_What the task asks_. Your task is to copy every line of the records below that contains "document".
——————————
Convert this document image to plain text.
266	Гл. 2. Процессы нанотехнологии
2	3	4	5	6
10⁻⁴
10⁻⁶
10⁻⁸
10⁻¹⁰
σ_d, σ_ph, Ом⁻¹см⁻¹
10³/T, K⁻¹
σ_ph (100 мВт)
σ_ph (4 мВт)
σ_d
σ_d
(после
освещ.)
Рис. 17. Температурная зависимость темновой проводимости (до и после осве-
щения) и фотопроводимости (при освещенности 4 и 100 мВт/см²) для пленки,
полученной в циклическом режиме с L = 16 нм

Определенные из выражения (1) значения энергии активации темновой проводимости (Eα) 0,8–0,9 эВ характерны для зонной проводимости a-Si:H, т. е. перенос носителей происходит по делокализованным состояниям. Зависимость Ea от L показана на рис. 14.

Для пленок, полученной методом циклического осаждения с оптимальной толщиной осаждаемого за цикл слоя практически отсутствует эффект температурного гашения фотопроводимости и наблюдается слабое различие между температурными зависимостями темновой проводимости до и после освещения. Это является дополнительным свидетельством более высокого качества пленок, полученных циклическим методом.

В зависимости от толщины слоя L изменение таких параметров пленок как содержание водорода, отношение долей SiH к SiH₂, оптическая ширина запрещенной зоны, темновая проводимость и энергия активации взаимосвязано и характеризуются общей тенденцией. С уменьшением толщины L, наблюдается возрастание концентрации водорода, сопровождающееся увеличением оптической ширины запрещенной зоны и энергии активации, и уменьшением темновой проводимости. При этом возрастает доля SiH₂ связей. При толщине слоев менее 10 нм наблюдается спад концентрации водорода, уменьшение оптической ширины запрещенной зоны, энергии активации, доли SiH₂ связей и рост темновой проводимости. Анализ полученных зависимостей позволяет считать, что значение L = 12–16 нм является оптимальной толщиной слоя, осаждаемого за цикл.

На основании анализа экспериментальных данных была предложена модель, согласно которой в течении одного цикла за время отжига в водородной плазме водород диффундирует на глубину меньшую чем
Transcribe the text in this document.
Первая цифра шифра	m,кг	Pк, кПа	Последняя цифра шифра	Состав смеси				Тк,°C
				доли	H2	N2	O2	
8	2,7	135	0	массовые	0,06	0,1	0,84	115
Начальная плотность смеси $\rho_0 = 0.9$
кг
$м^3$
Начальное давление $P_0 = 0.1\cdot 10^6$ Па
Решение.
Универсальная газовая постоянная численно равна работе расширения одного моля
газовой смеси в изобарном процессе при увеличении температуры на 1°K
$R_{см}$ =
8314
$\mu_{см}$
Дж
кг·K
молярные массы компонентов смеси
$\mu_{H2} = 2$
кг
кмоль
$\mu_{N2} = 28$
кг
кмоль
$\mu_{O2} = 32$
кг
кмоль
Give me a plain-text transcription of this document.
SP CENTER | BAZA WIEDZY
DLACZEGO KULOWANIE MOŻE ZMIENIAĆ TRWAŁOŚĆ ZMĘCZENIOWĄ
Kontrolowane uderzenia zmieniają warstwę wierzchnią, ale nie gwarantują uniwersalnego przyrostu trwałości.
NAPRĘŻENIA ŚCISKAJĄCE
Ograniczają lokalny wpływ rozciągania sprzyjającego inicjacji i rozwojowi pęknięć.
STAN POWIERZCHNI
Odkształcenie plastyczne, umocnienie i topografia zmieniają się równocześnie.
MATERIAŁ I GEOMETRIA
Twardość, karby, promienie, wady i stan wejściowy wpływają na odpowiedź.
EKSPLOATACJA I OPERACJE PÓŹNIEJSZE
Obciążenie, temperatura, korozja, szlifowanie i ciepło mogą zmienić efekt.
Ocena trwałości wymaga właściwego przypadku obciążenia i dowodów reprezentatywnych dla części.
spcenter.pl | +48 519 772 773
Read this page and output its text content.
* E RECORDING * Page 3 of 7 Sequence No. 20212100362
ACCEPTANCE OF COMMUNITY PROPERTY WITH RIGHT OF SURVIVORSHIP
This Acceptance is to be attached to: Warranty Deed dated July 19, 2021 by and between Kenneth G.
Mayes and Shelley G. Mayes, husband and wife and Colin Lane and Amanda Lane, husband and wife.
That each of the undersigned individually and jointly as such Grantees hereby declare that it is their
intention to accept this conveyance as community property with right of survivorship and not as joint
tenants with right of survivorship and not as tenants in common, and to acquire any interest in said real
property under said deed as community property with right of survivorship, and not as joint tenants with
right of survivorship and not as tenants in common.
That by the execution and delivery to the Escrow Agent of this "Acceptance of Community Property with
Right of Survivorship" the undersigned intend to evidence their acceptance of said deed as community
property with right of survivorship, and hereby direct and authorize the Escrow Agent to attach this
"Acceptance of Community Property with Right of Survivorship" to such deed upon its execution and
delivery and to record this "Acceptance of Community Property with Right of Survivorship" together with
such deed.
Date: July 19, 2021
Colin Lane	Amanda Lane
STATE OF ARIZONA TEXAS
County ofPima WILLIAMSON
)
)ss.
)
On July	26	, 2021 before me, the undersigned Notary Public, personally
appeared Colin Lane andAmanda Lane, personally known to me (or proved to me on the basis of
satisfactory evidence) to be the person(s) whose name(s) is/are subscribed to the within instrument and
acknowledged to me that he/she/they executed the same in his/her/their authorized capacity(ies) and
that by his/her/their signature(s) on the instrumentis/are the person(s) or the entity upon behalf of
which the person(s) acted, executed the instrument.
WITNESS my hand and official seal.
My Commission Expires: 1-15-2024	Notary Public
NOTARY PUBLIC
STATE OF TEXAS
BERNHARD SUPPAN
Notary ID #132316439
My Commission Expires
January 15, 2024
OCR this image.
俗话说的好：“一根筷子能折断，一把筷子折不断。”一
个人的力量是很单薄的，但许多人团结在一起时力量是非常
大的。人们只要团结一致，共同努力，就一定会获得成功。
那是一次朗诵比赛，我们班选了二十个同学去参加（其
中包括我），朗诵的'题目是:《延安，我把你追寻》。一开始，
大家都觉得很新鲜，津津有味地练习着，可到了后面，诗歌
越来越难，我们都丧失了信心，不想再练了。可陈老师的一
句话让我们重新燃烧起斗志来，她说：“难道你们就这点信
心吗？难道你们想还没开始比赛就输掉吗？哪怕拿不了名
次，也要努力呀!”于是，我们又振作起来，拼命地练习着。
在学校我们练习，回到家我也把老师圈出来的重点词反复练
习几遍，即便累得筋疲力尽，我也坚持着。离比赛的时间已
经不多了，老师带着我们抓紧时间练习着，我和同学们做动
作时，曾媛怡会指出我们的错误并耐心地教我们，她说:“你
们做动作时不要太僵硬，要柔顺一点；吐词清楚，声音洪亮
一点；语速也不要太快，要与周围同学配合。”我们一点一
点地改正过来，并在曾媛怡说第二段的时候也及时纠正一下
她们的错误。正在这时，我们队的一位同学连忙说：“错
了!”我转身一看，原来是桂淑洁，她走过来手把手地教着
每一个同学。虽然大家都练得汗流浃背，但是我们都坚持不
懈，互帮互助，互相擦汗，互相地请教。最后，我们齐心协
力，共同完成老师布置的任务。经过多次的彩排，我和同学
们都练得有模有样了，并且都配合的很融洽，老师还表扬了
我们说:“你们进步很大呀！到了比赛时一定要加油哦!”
——————————
_Solution_.
Convert this document image to plain text.
Transcribe the text in this document.
Give me a plain-text transcription of this document.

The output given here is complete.